RAW RECORDS |
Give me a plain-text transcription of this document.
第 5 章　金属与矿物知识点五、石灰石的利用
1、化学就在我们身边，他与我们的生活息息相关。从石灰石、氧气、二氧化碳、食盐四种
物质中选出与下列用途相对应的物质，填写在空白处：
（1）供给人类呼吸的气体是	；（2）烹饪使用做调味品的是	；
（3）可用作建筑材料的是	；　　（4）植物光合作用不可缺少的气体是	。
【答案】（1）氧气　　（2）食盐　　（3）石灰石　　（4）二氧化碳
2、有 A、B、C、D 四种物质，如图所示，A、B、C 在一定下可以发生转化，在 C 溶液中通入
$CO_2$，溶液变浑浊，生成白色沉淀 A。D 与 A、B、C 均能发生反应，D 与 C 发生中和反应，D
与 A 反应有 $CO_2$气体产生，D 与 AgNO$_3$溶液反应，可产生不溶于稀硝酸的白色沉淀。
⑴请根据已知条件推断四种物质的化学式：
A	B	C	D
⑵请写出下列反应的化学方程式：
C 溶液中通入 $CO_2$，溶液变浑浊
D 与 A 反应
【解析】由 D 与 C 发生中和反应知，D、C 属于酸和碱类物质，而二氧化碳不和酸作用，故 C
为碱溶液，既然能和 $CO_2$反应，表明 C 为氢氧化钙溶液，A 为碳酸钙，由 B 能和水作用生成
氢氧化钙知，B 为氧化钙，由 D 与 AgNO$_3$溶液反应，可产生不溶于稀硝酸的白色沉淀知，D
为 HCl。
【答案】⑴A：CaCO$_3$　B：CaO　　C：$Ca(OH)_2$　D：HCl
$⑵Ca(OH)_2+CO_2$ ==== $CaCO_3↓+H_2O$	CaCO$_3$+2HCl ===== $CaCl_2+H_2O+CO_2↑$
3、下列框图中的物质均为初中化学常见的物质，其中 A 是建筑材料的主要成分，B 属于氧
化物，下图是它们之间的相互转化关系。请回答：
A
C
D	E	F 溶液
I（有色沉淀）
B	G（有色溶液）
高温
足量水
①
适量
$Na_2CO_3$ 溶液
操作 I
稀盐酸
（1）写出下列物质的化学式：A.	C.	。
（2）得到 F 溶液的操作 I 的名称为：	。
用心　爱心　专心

...

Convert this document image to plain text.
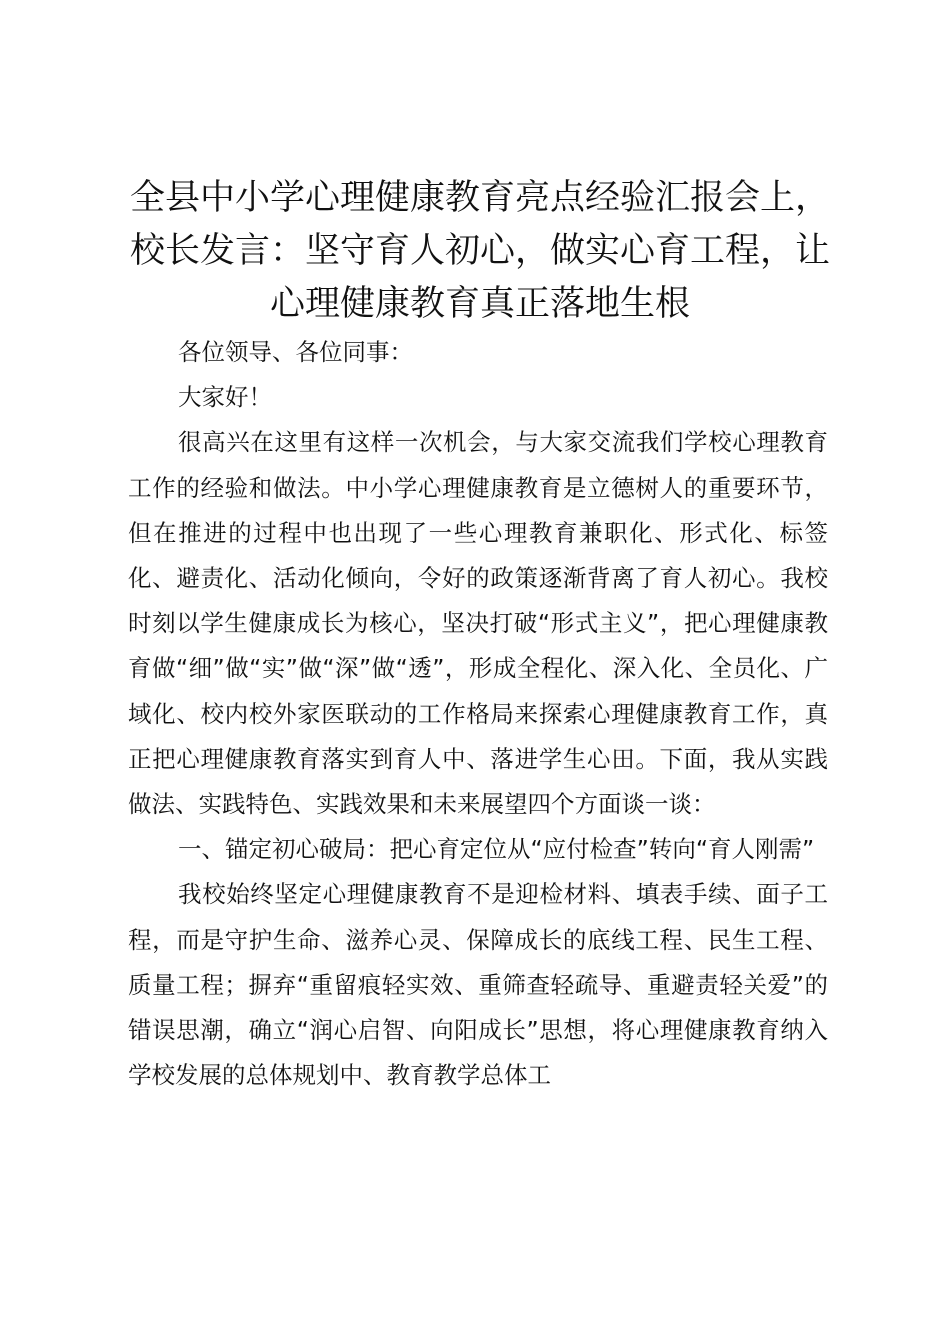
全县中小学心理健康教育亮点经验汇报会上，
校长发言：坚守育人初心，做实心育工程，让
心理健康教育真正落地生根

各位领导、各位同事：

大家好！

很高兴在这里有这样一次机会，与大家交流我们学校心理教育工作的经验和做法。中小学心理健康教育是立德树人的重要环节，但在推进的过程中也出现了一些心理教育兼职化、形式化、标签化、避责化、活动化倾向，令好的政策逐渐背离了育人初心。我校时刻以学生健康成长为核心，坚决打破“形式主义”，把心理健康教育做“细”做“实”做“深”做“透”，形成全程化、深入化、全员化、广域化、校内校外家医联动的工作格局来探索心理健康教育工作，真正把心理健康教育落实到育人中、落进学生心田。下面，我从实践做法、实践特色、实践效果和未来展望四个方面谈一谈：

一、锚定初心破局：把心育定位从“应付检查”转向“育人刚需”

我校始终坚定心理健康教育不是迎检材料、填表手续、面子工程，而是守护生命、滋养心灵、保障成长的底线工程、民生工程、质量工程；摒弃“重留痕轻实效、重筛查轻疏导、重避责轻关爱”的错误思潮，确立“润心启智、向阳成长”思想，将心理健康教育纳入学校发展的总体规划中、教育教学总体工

WHAT YOU NEED TO DO | Check each line of the entries above for the word "this". List the ones that have it.

FINISHED EXERCISE |
Give me a plain-text transcription of this document.
Convert this document image to plain text.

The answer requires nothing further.